---------- DATA SUPPLIED
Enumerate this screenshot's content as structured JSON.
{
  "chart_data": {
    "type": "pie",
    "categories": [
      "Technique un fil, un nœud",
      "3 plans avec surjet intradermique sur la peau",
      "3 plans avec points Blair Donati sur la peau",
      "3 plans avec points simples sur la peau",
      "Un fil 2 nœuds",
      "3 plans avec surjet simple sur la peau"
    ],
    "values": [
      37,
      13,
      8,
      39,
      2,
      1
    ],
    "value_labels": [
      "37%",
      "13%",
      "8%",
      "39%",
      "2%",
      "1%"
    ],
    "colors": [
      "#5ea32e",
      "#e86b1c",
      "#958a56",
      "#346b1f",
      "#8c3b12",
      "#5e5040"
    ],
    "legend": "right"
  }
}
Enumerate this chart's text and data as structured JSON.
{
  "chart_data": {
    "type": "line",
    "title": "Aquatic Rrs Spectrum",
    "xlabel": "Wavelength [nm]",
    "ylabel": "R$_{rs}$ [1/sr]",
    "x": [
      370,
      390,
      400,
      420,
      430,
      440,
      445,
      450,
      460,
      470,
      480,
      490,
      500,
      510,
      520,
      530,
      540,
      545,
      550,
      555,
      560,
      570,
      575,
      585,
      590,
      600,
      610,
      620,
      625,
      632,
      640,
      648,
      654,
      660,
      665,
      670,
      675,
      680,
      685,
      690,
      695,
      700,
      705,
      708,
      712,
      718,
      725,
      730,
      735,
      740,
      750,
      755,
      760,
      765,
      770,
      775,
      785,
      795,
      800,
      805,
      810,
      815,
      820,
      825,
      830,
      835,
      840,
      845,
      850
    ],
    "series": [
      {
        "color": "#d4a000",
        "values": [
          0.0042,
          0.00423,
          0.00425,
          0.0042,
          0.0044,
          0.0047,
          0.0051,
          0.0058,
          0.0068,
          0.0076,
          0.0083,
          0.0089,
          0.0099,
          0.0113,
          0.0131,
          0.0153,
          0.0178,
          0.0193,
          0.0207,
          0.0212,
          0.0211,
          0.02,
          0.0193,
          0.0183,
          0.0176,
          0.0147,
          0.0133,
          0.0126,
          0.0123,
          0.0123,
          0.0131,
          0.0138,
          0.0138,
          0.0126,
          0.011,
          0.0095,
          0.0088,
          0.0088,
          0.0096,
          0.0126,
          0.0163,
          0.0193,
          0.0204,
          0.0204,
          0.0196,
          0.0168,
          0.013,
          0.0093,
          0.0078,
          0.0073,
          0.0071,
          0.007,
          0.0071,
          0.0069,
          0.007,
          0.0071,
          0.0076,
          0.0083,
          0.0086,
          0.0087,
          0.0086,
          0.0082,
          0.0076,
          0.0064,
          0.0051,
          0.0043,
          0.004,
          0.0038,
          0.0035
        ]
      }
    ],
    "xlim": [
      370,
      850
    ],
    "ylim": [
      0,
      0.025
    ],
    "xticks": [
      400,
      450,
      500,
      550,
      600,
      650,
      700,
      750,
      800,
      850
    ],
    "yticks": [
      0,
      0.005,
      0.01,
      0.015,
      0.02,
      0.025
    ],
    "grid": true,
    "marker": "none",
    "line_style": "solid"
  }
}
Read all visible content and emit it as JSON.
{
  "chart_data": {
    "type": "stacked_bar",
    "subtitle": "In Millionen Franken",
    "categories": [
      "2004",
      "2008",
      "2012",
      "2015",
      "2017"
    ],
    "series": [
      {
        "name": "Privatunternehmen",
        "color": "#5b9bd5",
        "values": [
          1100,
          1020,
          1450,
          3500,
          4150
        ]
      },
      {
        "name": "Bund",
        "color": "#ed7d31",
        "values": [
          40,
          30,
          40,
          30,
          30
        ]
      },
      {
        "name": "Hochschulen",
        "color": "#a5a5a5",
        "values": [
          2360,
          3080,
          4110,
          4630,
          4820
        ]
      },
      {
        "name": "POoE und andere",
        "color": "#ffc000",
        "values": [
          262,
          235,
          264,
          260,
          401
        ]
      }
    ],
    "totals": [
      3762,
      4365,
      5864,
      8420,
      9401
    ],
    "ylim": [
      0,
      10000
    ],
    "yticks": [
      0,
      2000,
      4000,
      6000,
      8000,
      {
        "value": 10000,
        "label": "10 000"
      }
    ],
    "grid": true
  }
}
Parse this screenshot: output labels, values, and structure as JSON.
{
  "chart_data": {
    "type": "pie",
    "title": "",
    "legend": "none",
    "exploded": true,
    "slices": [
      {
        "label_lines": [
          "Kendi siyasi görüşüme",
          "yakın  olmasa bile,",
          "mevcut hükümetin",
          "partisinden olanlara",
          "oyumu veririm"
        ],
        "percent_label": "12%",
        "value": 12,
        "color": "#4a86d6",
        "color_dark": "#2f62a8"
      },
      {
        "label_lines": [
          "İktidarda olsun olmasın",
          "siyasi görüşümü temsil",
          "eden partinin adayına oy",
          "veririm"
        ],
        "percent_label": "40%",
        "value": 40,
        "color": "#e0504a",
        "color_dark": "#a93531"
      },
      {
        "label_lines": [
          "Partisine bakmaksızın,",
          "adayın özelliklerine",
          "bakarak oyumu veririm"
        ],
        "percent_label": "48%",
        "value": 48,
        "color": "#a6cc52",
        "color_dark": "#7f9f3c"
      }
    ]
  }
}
--------------------
### PROBLEM DESCRIPTION
Repeat the preceding lines exactly, please, every one of them.

### COMPLETED TASK
Enumerate this screenshot's content as structured JSON.
{
  "chart_data": {
    "type": "pie",
    "categories": [
      "Technique un fil, un nœud",
      "3 plans avec surjet intradermique sur la peau",
      "3 plans avec points Blair Donati sur la peau",
      "3 plans avec points simples sur la peau",
      "Un fil 2 nœuds",
      "3 plans avec surjet simple sur la peau"
    ],
    "values": [
      37,
      13,
      8,
      39,
      2,
      1
    ],
    "value_labels": [
      "37%",
      "13%",
      "8%",
      "39%",
      "2%",
      "1%"
    ],
    "colors": [
      "#5ea32e",
      "#e86b1c",
      "#958a56",
      "#346b1f",
      "#8c3b12",
      "#5e5040"
    ],
    "legend": "right"
  }
}
Enumerate this chart's text and data as structured JSON.
{
  "chart_data": {
    "type": "line",
    "title": "Aquatic Rrs Spectrum",
    "xlabel": "Wavelength [nm]",
    "ylabel": "R$_{rs}$ [1/sr]",
    "x": [
      370,
      390,
      400,
      420,
      430,
      440,
      445,
      450,
      460,
      470,
      480,
      490,
      500,
      510,
      520,
      530,
      540,
      545,
      550,
      555,
      560,
      570,
      575,
      585,
      590,
      600,
      610,
      620,
      625,
      632,
      640,
      648,
      654,
      660,
      665,
      670,
      675,
      680,
      685,
      690,
      695,
      700,
      705,
      708,
      712,
      718,
      725,
      730,
      735,
      740,
      750,
      755,
      760,
      765,
      770,
      775,
      785,
      795,
      800,
      805,
      810,
      815,
      820,
      825,
      830,
      835,
      840,
      845,
      850
    ],
    "series": [
      {
        "color": "#d4a000",
        "values": [
          0.0042,
          0.00423,
          0.00425,
          0.0042,
          0.0044,
          0.0047,
          0.0051,
          0.0058,
          0.0068,
          0.0076,
          0.0083,
          0.0089,
          0.0099,
          0.0113,
          0.0131,
          0.0153,
          0.0178,
          0.0193,
          0.0207,
          0.0212,
          0.0211,
          0.02,
          0.0193,
          0.0183,
          0.0176,
          0.0147,
          0.0133,
          0.0126,
          0.0123,
          0.0123,
          0.0131,
          0.0138,
          0.0138,
          0.0126,
          0.011,
          0.0095,
          0.0088,
          0.0088,
          0.0096,
          0.0126,
          0.0163,
          0.0193,
          0.0204,
          0.0204,
          0.0196,
          0.0168,
          0.013,
          0.0093,
          0.0078,
          0.0073,
          0.0071,
          0.007,
          0.0071,
          0.0069,
          0.007,
          0.0071,
          0.0076,
          0.0083,
          0.0086,
          0.0087,
          0.0086,
          0.0082,
          0.0076,
          0.0064,
          0.0051,
          0.0043,
          0.004,
          0.0038,
          0.0035
        ]
      }
    ],
    "xlim": [
      370,
      850
    ],
    "ylim": [
      0,
      0.025
    ],
    "xticks": [
      400,
      450,
      500,
      550,
      600,
      650,
      700,
      750,
      800,
      850
    ],
    "yticks": [
      0,
      0.005,
      0.01,
      0.015,
      0.02,
      0.025
    ],
    "grid": true,
    "marker": "none",
    "line_style": "solid"
  }
}
Read all visible content and emit it as JSON.
{
  "chart_data": {
    "type": "stacked_bar",
    "subtitle": "In Millionen Franken",
    "categories": [
      "2004",
      "2008",
      "2012",
      "2015",
      "2017"
    ],
    "series": [
      {
        "name": "Privatunternehmen",
        "color": "#5b9bd5",
        "values": [
          1100,
          1020,
          1450,
          3500,
          4150
        ]
      },
      {
        "name": "Bund",
        "color": "#ed7d31",
        "values": [
          40,
          30,
          40,
          30,
          30
        ]
      },
      {
        "name": "Hochschulen",
        "color": "#a5a5a5",
        "values": [
          2360,
          3080,
          4110,
          4630,
          4820
        ]
      },
      {
        "name": "POoE und andere",
        "color": "#ffc000",
        "values": [
          262,
          235,
          264,
          260,
          401
        ]
      }
    ],
    "totals": [
      3762,
      4365,
      5864,
      8420,
      9401
    ],
    "ylim": [
      0,
      10000
    ],
    "yticks": [
      0,
      2000,
      4000,
      6000,
      8000,
      {
        "value": 10000,
        "label": "10 000"
      }
    ],
    "grid": true
  }
}
Parse this screenshot: output labels, values, and structure as JSON.
{
  "chart_data": {
    "type": "pie",
    "title": "",
    "legend": "none",
    "exploded": true,
    "slices": [
      {
        "label_lines": [
          "Kendi siyasi görüşüme",
          "yakın  olmasa bile,",
          "mevcut hükümetin",
          "partisinden olanlara",
          "oyumu veririm"
        ],
        "percent_label": "12%",
        "value": 12,
        "color": "#4a86d6",
        "color_dark": "#2f62a8"
      },
      {
        "label_lines": [
          "İktidarda olsun olmasın",
          "siyasi görüşümü temsil",
          "eden partinin adayına oy",
          "veririm"
        ],
        "percent_label": "40%",
        "value": 40,
        "color": "#e0504a",
        "color_dark": "#a93531"
      },
      {
        "label_lines": [
          "Partisine bakmaksızın,",
          "adayın özelliklerine",
          "bakarak oyumu veririm"
        ],
        "percent_label": "48%",
        "value": 48,
        "color": "#a6cc52",
        "color_dark": "#7f9f3c"
      }
    ]
  }
}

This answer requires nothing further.